What to work on -> Provide the number of lines containing the word "propanone", and nothing else.

Provided data ->
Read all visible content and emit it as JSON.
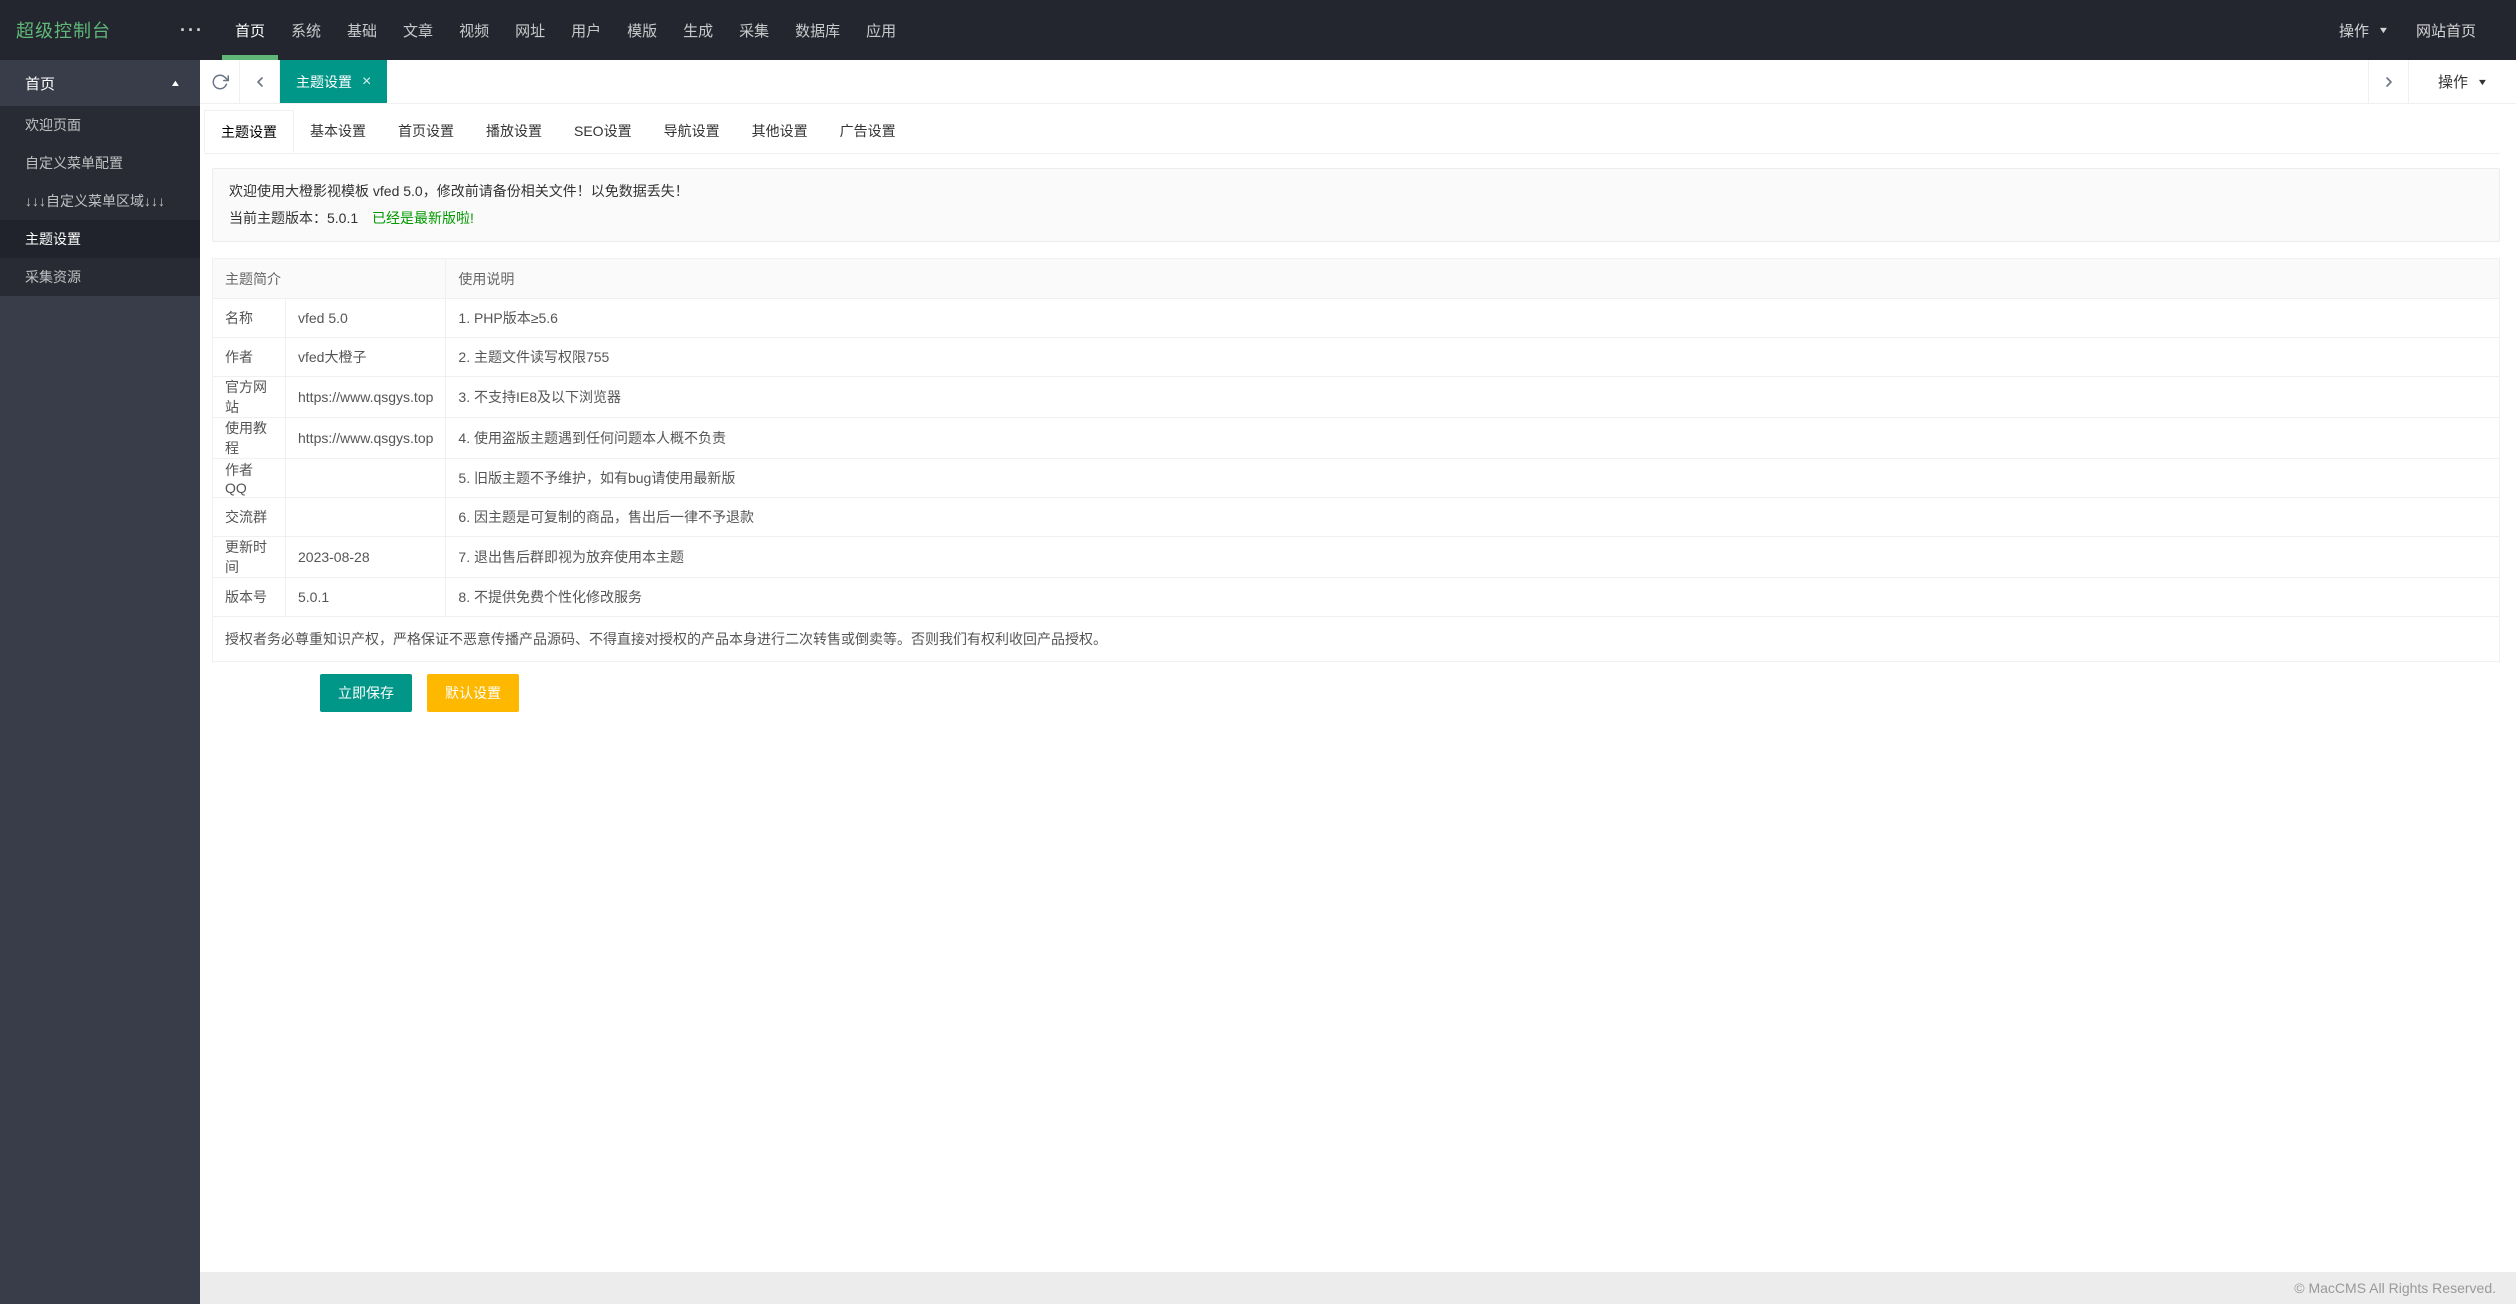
{
  "icons": {
    "ellipsis": "···",
    "caret_down": "▼",
    "caret_up": "▲",
    "close": "×"
  },
  "topbar": {
    "logo": "超级控制台",
    "nav": [
      {
        "label": "首页",
        "active": true
      },
      {
        "label": "系统",
        "active": false
      },
      {
        "label": "基础",
        "active": false
      },
      {
        "label": "文章",
        "active": false
      },
      {
        "label": "视频",
        "active": false
      },
      {
        "label": "网址",
        "active": false
      },
      {
        "label": "用户",
        "active": false
      },
      {
        "label": "模版",
        "active": false
      },
      {
        "label": "生成",
        "active": false
      },
      {
        "label": "采集",
        "active": false
      },
      {
        "label": "数据库",
        "active": false
      },
      {
        "label": "应用",
        "active": false
      }
    ],
    "right_action": "操作",
    "site_home": "网站首页"
  },
  "sidebar": {
    "group": "首页",
    "items": [
      {
        "label": "欢迎页面",
        "active": false
      },
      {
        "label": "自定义菜单配置",
        "active": false
      },
      {
        "label": "↓↓↓自定义菜单区域↓↓↓",
        "active": false
      },
      {
        "label": "主题设置",
        "active": true
      },
      {
        "label": "采集资源",
        "active": false
      }
    ]
  },
  "pagetabs": {
    "active_tab": "主题设置",
    "more_label": "操作"
  },
  "subtabs": [
    {
      "label": "主题设置",
      "active": true
    },
    {
      "label": "基本设置",
      "active": false
    },
    {
      "label": "首页设置",
      "active": false
    },
    {
      "label": "播放设置",
      "active": false
    },
    {
      "label": "SEO设置",
      "active": false
    },
    {
      "label": "导航设置",
      "active": false
    },
    {
      "label": "其他设置",
      "active": false
    },
    {
      "label": "广告设置",
      "active": false
    }
  ],
  "notice": {
    "line1": "欢迎使用大橙影视模板 vfed 5.0，修改前请备份相关文件！以免数据丢失！",
    "line2_prefix": "当前主题版本：5.0.1",
    "line2_highlight": "已经是最新版啦!"
  },
  "table": {
    "headers": {
      "intro": "主题简介",
      "usage": "使用说明"
    },
    "rows": [
      {
        "label": "名称",
        "value": "vfed 5.0",
        "note": "1. PHP版本≥5.6"
      },
      {
        "label": "作者",
        "value": "vfed大橙子",
        "note": "2. 主题文件读写权限755"
      },
      {
        "label": "官方网站",
        "value": "https://www.qsgys.top",
        "note": "3. 不支持IE8及以下浏览器"
      },
      {
        "label": "使用教程",
        "value": "https://www.qsgys.top",
        "note": "4. 使用盗版主题遇到任何问题本人概不负责"
      },
      {
        "label": "作者QQ",
        "value": "",
        "note": "5. 旧版主题不予维护，如有bug请使用最新版"
      },
      {
        "label": "交流群",
        "value": "",
        "note": "6. 因主题是可复制的商品，售出后一律不予退款"
      },
      {
        "label": "更新时间",
        "value": "2023-08-28",
        "note": "7. 退出售后群即视为放弃使用本主题"
      },
      {
        "label": "版本号",
        "value": "5.0.1",
        "note": "8. 不提供免费个性化修改服务"
      }
    ],
    "license": "授权者务必尊重知识产权，严格保证不恶意传播产品源码、不得直接对授权的产品本身进行二次转售或倒卖等。否则我们有权利收回产品授权。"
  },
  "buttons": {
    "save": "立即保存",
    "default": "默认设置"
  },
  "footer": {
    "copyright": "© MacCMS All Rights Reserved."
  },
  "colors": {
    "accent_teal": "#009688",
    "warn_yellow": "#FFB800",
    "brand_green": "#5FB878",
    "success_text": "#009900",
    "topbar_bg": "#23262E",
    "sidebar_bg": "#393D49"
  }
}
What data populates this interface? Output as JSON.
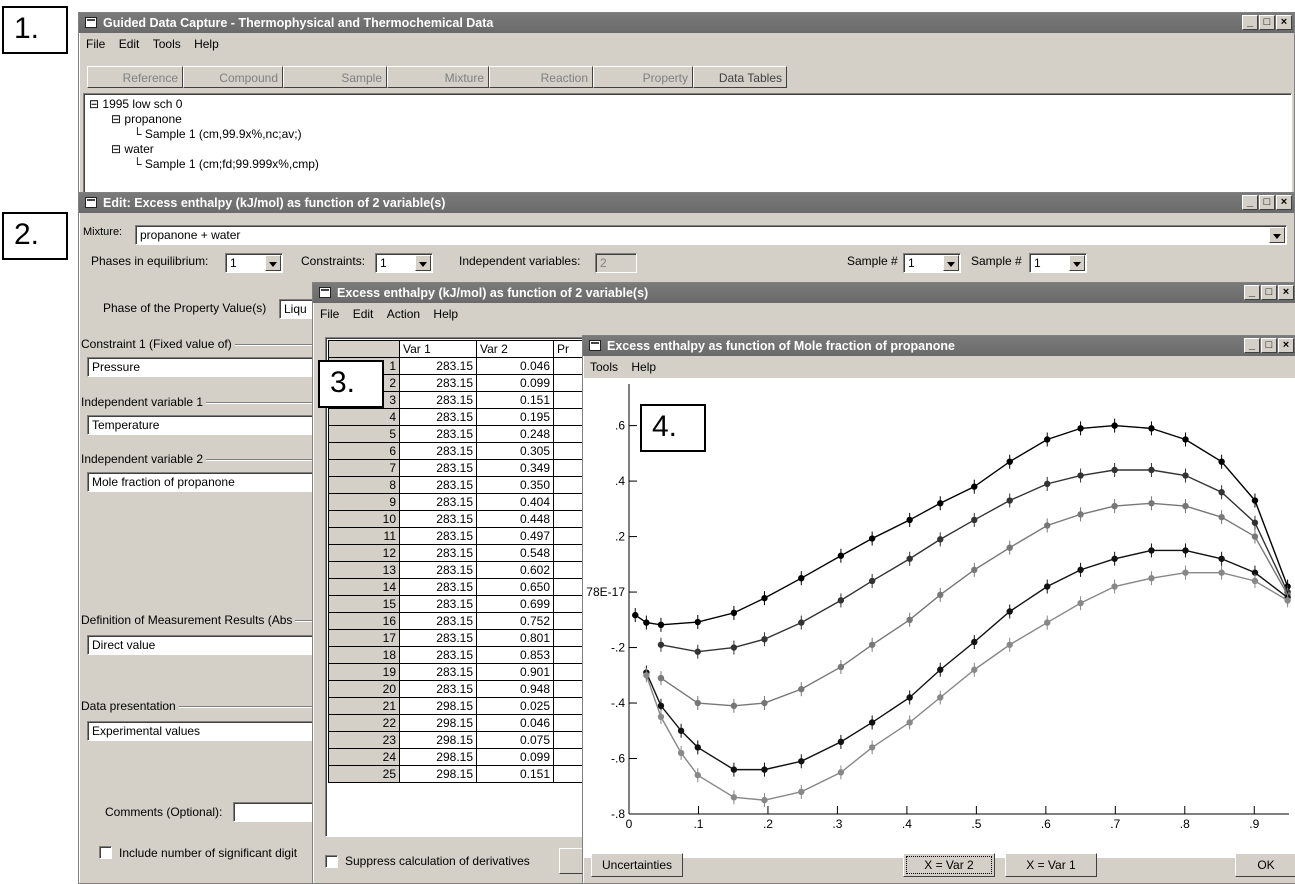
{
  "callouts": {
    "c1": "1.",
    "c2": "2.",
    "c3": "3.",
    "c4": "4."
  },
  "win1": {
    "title": "Guided Data Capture - Thermophysical and Thermochemical Data",
    "menu": [
      "File",
      "Edit",
      "Tools",
      "Help"
    ],
    "tabs": [
      "Reference",
      "Compound",
      "Sample",
      "Mixture",
      "Reaction",
      "Property",
      "Data Tables"
    ],
    "tree": {
      "root": "1995 low sch 0",
      "node1": "propanone",
      "node1_child": "Sample 1 (cm,99.9x%,nc;av;)",
      "node2": "water",
      "node2_child": "Sample 1 (cm;fd;99.999x%,cmp)"
    }
  },
  "win2": {
    "title": "Edit: Excess enthalpy (kJ/mol) as function of 2 variable(s)",
    "mixture_label": "Mixture:",
    "mixture_value": "propanone + water",
    "phases_label": "Phases in equilibrium:",
    "phases_value": "1",
    "constraints_label": "Constraints:",
    "constraints_value": "1",
    "indep_label": "Independent variables:",
    "indep_value": "2",
    "sample1_label": "Sample #",
    "sample1_value": "1",
    "sample2_label": "Sample #",
    "sample2_value": "1",
    "phase_prop_label": "Phase of the Property Value(s)",
    "phase_prop_value": "Liqu",
    "constraint1_label": "Constraint 1 (Fixed value of)",
    "constraint1_value": "Pressure",
    "indep1_label": "Independent variable 1",
    "indep1_value": "Temperature",
    "indep2_label": "Independent variable 2",
    "indep2_value": "Mole fraction of propanone",
    "definition_label": "Definition of Measurement Results (Abs",
    "definition_value": "Direct value",
    "presentation_label": "Data presentation",
    "presentation_value": "Experimental values",
    "comments_label": "Comments (Optional):",
    "sigdig_label": "Include number of significant digit"
  },
  "win3": {
    "title": "Excess enthalpy (kJ/mol) as function of 2 variable(s)",
    "menu": [
      "File",
      "Edit",
      "Action",
      "Help"
    ],
    "headers": [
      "Var 1",
      "Var 2",
      "Pr"
    ],
    "rows": [
      [
        "1",
        "283.15",
        "0.046"
      ],
      [
        "2",
        "283.15",
        "0.099"
      ],
      [
        "3",
        "283.15",
        "0.151"
      ],
      [
        "4",
        "283.15",
        "0.195"
      ],
      [
        "5",
        "283.15",
        "0.248"
      ],
      [
        "6",
        "283.15",
        "0.305"
      ],
      [
        "7",
        "283.15",
        "0.349"
      ],
      [
        "8",
        "283.15",
        "0.350"
      ],
      [
        "9",
        "283.15",
        "0.404"
      ],
      [
        "10",
        "283.15",
        "0.448"
      ],
      [
        "11",
        "283.15",
        "0.497"
      ],
      [
        "12",
        "283.15",
        "0.548"
      ],
      [
        "13",
        "283.15",
        "0.602"
      ],
      [
        "14",
        "283.15",
        "0.650"
      ],
      [
        "15",
        "283.15",
        "0.699"
      ],
      [
        "16",
        "283.15",
        "0.752"
      ],
      [
        "17",
        "283.15",
        "0.801"
      ],
      [
        "18",
        "283.15",
        "0.853"
      ],
      [
        "19",
        "283.15",
        "0.901"
      ],
      [
        "20",
        "283.15",
        "0.948"
      ],
      [
        "21",
        "298.15",
        "0.025"
      ],
      [
        "22",
        "298.15",
        "0.046"
      ],
      [
        "23",
        "298.15",
        "0.075"
      ],
      [
        "24",
        "298.15",
        "0.099"
      ],
      [
        "25",
        "298.15",
        "0.151"
      ]
    ],
    "suppress_label": "Suppress calculation of derivatives"
  },
  "win4": {
    "title": "Excess enthalpy as function of Mole fraction of propanone",
    "menu": [
      "Tools",
      "Help"
    ],
    "btn_uncert": "Uncertainties",
    "btn_var2": "X = Var 2",
    "btn_var1": "X = Var 1",
    "btn_ok": "OK"
  },
  "chart_data": {
    "type": "scatter",
    "xlim": [
      0,
      0.95
    ],
    "ylim": [
      -0.8,
      0.75
    ],
    "x_ticks": [
      "0",
      ".1",
      ".2",
      ".3",
      ".4",
      ".5",
      ".6",
      ".7",
      ".8",
      ".9"
    ],
    "y_ticks": [
      ".6",
      ".4",
      ".2",
      "78E-17",
      "-.2",
      "-.4",
      "-.6",
      "-.8"
    ],
    "error_bars": true,
    "series": [
      {
        "color": "#000000",
        "points": [
          [
            0.009,
            -0.083
          ],
          [
            0.025,
            -0.11
          ],
          [
            0.046,
            -0.118
          ],
          [
            0.099,
            -0.108
          ],
          [
            0.151,
            -0.075
          ],
          [
            0.195,
            -0.022
          ],
          [
            0.248,
            0.05
          ],
          [
            0.305,
            0.131
          ],
          [
            0.35,
            0.193
          ],
          [
            0.404,
            0.26
          ],
          [
            0.448,
            0.32
          ],
          [
            0.497,
            0.38
          ],
          [
            0.548,
            0.47
          ],
          [
            0.602,
            0.55
          ],
          [
            0.65,
            0.59
          ],
          [
            0.699,
            0.6
          ],
          [
            0.752,
            0.59
          ],
          [
            0.801,
            0.55
          ],
          [
            0.853,
            0.47
          ],
          [
            0.901,
            0.33
          ],
          [
            0.948,
            0.02
          ]
        ]
      },
      {
        "color": "#333333",
        "points": [
          [
            0.046,
            -0.19
          ],
          [
            0.099,
            -0.215
          ],
          [
            0.151,
            -0.2
          ],
          [
            0.195,
            -0.17
          ],
          [
            0.248,
            -0.11
          ],
          [
            0.305,
            -0.03
          ],
          [
            0.35,
            0.04
          ],
          [
            0.404,
            0.12
          ],
          [
            0.448,
            0.19
          ],
          [
            0.497,
            0.26
          ],
          [
            0.548,
            0.33
          ],
          [
            0.602,
            0.39
          ],
          [
            0.65,
            0.42
          ],
          [
            0.699,
            0.44
          ],
          [
            0.752,
            0.44
          ],
          [
            0.801,
            0.42
          ],
          [
            0.853,
            0.36
          ],
          [
            0.901,
            0.25
          ],
          [
            0.948,
            0.0
          ]
        ]
      },
      {
        "color": "#777777",
        "points": [
          [
            0.046,
            -0.31
          ],
          [
            0.099,
            -0.4
          ],
          [
            0.151,
            -0.41
          ],
          [
            0.195,
            -0.4
          ],
          [
            0.248,
            -0.35
          ],
          [
            0.305,
            -0.27
          ],
          [
            0.35,
            -0.19
          ],
          [
            0.404,
            -0.1
          ],
          [
            0.448,
            -0.01
          ],
          [
            0.497,
            0.08
          ],
          [
            0.548,
            0.16
          ],
          [
            0.602,
            0.24
          ],
          [
            0.65,
            0.28
          ],
          [
            0.699,
            0.31
          ],
          [
            0.752,
            0.32
          ],
          [
            0.801,
            0.31
          ],
          [
            0.853,
            0.27
          ],
          [
            0.901,
            0.2
          ],
          [
            0.948,
            -0.01
          ]
        ]
      },
      {
        "color": "#111111",
        "points": [
          [
            0.025,
            -0.29
          ],
          [
            0.046,
            -0.41
          ],
          [
            0.075,
            -0.5
          ],
          [
            0.099,
            -0.56
          ],
          [
            0.151,
            -0.64
          ],
          [
            0.195,
            -0.64
          ],
          [
            0.248,
            -0.61
          ],
          [
            0.305,
            -0.54
          ],
          [
            0.35,
            -0.47
          ],
          [
            0.404,
            -0.38
          ],
          [
            0.448,
            -0.28
          ],
          [
            0.497,
            -0.18
          ],
          [
            0.548,
            -0.07
          ],
          [
            0.602,
            0.02
          ],
          [
            0.65,
            0.08
          ],
          [
            0.699,
            0.12
          ],
          [
            0.752,
            0.15
          ],
          [
            0.801,
            0.15
          ],
          [
            0.853,
            0.12
          ],
          [
            0.901,
            0.07
          ],
          [
            0.948,
            -0.02
          ]
        ]
      },
      {
        "color": "#888888",
        "points": [
          [
            0.025,
            -0.3
          ],
          [
            0.046,
            -0.45
          ],
          [
            0.075,
            -0.58
          ],
          [
            0.099,
            -0.66
          ],
          [
            0.151,
            -0.74
          ],
          [
            0.195,
            -0.75
          ],
          [
            0.248,
            -0.72
          ],
          [
            0.305,
            -0.65
          ],
          [
            0.35,
            -0.56
          ],
          [
            0.404,
            -0.47
          ],
          [
            0.448,
            -0.38
          ],
          [
            0.497,
            -0.28
          ],
          [
            0.548,
            -0.19
          ],
          [
            0.602,
            -0.11
          ],
          [
            0.65,
            -0.04
          ],
          [
            0.699,
            0.02
          ],
          [
            0.752,
            0.05
          ],
          [
            0.801,
            0.07
          ],
          [
            0.853,
            0.07
          ],
          [
            0.901,
            0.04
          ],
          [
            0.948,
            -0.03
          ]
        ]
      }
    ]
  }
}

Task answer -> 4